• **EXTRAIT DU DOCUMENT**
Tibor Peter Nagy Jr. connaît bien le continent. Il mise sur sa jeunesse et dénonce «les dinosaures corrompus qui veulent rester présidents à vie». Reste à savoir, s’interroge le politologue Nicolas van de Walle, «ce qu’il pourra accomplir dans une administration sans réelle politique africaine».
Tibor Peter Nagy Jr. retrouve officiellement l’Afrique, un continent qu’il n’avait jamais vraiment quitté. Nommé en mai 2018, auditionné et confirmé par le Congrès un mois plus tard, le nouveau sous-secrétaire d’Etat aux Affaires africaines a pris ses fonctions le 23 juillet 2018.
C’est un familier du continent et fin connaisseur du Nigeria où il a été deux fois en poste et dont le président Muhammadu Buhari est le seul dirigeant africain qui a été reçu jusqu’ici par le président Donald Trump.
Les jeunes «sont l’avenir de l’Afrique»

• **DONNÉES EXTRAITES**
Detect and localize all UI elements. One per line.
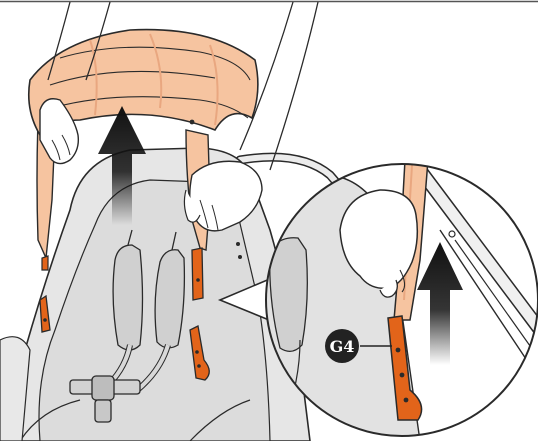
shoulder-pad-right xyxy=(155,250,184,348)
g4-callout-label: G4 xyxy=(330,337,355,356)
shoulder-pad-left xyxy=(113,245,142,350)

--

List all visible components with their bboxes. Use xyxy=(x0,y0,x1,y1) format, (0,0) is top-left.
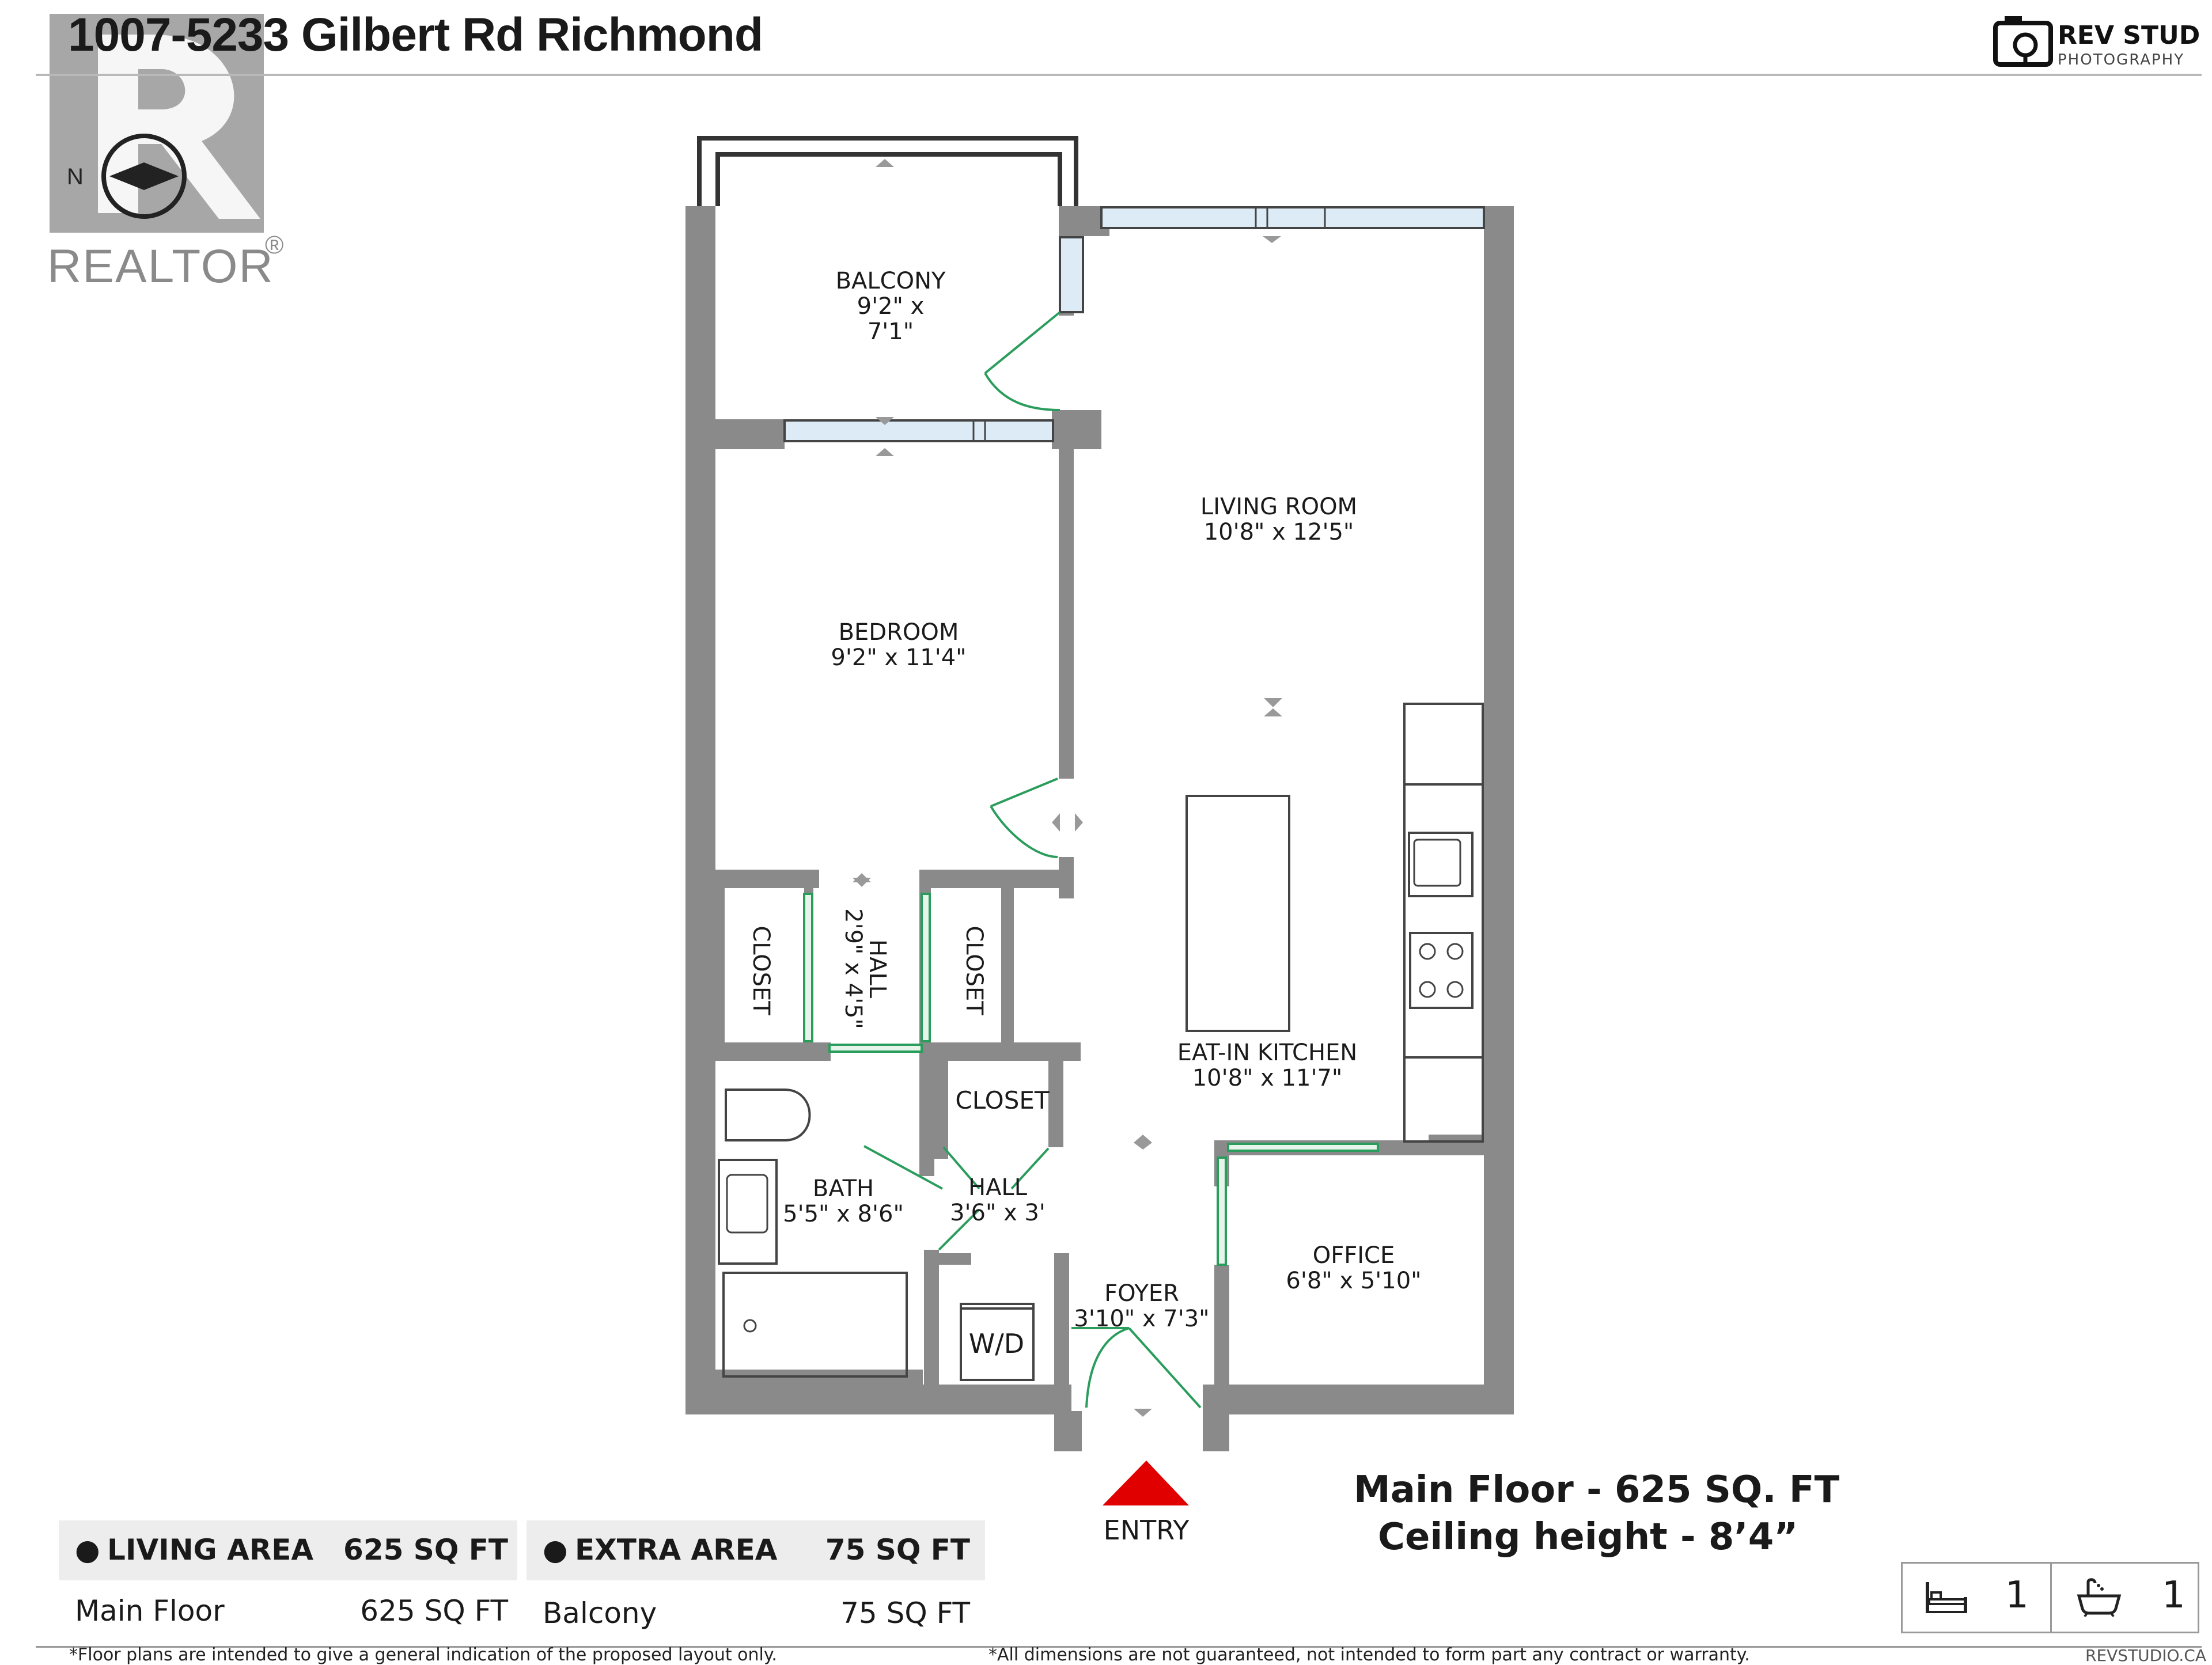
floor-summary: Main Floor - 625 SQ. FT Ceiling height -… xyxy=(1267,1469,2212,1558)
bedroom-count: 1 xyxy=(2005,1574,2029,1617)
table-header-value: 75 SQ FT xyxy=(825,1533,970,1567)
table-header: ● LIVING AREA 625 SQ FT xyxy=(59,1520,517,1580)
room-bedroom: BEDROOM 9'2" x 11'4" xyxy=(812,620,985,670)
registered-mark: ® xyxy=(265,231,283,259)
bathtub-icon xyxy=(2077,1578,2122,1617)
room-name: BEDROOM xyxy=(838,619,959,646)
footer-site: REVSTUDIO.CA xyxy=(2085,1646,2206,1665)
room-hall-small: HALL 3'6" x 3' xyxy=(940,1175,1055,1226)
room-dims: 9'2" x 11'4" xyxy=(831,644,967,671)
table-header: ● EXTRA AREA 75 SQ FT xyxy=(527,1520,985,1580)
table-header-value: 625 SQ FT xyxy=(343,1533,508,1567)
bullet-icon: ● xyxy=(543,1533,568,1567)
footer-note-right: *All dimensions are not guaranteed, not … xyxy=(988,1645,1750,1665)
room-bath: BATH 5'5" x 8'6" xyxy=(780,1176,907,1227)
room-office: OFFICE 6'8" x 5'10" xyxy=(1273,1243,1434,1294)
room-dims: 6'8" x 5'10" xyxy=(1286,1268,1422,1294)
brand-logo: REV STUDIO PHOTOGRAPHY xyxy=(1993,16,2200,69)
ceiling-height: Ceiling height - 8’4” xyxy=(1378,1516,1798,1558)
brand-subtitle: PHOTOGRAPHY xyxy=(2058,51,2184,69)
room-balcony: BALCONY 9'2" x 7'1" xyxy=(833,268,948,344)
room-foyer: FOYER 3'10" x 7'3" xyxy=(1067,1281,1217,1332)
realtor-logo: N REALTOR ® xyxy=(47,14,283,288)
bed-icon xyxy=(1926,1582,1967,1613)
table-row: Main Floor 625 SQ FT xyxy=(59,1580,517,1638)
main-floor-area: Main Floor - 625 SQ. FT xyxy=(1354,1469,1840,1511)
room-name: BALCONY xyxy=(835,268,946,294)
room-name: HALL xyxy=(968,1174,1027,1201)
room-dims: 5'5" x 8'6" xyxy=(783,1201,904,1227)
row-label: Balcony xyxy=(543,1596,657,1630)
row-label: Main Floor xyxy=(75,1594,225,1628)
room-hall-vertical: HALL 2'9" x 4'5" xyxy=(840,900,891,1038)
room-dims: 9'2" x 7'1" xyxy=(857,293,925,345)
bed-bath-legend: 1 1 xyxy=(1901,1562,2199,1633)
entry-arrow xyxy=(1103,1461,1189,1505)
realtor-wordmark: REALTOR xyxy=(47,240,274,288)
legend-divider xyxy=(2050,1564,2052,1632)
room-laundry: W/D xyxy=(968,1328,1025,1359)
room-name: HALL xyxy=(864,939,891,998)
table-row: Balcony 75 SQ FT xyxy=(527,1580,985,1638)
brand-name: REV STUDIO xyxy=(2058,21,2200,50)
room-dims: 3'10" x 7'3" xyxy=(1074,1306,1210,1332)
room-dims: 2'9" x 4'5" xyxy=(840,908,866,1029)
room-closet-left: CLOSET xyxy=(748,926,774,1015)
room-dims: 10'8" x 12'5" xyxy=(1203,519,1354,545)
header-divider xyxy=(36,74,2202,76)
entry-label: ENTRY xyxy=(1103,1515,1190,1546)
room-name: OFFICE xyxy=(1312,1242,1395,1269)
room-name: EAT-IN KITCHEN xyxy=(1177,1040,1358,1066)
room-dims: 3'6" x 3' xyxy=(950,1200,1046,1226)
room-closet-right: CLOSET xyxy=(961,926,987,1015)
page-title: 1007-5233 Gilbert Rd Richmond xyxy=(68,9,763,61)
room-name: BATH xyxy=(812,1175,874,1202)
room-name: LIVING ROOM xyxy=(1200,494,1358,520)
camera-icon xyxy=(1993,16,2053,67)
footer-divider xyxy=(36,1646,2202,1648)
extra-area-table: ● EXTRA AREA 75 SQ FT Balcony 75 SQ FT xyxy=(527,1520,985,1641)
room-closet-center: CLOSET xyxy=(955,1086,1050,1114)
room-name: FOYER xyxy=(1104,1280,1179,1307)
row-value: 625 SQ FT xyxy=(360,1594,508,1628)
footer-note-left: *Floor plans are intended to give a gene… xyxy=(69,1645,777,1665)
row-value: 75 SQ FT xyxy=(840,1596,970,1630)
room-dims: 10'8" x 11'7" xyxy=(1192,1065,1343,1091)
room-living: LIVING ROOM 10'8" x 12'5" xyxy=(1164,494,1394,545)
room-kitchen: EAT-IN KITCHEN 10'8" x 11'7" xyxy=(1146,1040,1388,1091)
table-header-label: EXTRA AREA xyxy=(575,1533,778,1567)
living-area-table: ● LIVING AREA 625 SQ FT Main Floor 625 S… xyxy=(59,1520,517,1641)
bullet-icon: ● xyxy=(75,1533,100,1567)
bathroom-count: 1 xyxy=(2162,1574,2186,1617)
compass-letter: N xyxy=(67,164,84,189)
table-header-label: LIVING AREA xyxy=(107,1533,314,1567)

--

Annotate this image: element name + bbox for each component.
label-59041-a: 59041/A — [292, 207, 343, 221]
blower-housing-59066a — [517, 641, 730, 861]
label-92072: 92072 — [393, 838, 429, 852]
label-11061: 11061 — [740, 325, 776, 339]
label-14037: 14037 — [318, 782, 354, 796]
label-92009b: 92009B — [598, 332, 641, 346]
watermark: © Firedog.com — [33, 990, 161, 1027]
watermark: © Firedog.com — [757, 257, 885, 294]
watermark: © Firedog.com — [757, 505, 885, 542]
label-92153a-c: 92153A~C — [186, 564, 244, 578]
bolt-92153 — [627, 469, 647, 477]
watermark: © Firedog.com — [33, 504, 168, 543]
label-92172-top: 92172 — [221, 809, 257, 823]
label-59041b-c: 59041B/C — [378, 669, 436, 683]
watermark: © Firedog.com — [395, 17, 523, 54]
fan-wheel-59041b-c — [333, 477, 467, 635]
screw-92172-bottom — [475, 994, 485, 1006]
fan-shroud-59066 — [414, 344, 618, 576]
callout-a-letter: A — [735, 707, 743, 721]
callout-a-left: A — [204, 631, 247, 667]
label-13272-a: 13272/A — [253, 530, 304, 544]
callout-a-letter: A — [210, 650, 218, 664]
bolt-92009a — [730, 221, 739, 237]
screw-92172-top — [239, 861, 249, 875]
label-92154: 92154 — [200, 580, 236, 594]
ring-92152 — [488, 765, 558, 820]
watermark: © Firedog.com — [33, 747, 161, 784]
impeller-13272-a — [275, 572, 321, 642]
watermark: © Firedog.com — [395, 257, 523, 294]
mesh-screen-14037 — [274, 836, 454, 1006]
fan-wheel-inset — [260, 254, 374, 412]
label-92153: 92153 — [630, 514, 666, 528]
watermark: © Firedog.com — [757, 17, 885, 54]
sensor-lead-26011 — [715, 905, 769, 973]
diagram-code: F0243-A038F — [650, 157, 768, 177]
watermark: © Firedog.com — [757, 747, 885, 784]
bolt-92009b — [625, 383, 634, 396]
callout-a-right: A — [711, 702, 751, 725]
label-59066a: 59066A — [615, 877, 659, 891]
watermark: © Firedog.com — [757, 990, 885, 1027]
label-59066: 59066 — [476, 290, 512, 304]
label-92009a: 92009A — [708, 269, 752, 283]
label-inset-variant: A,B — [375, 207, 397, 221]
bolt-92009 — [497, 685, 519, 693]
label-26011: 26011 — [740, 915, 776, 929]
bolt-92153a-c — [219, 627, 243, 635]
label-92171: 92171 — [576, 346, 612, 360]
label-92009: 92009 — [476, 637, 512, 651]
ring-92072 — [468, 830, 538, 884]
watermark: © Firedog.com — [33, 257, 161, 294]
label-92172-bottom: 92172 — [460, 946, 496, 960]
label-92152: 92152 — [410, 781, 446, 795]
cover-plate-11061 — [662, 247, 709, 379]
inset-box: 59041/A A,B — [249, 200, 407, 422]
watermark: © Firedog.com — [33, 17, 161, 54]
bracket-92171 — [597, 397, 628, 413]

• **CONSIGNES**
1. Recopiez l'extrait sur Tibor Peter Nagy Jr. depuis « Tibor Peter Nagy Jr. retrouve » jusqu'à « président Donald Trump. » inclus.
2. D'après l'extrait sur Tibor Peter Nagy Jr., les affirmations suivantes sont-elles exactes ? Répondez par oui ou par non, en citant les mots de l'extrait qui tranchent. (a) Tibor Peter Nagy Jr. a pris ses fonctions en mai 2018. (b) Il a été en poste deux fois au Nigeria. (c) Le Congrès l'a confirmé un mois après sa nomination.

• **CORRIGÉS**
1.
Tibor Peter Nagy Jr. retrouve officiellement l’Afrique, un continent qu’il n’avait jamais vraiment quitté. Nommé en mai 2018, auditionné et confirmé par le Congrès un mois plus tard, le nouveau sous-secrétaire d’Etat aux Affaires africaines a pris ses fonctions le 23 juillet 2018.
C’est un familier du continent et fin connaisseur du Nigeria où il a été deux fois en poste et dont le président Muhammadu Buhari est le seul dirigeant africain qui a été reçu jusqu’ici par le président Donald Trump.

2.
(a) Non : « Nommé en mai 2018 », il « a pris ses fonctions le 23 juillet 2018 ».
(b) Oui : « fin connaisseur du Nigeria où il a été deux fois en poste ».
(c) Oui : « auditionné et confirmé par le Congrès un mois plus tard ».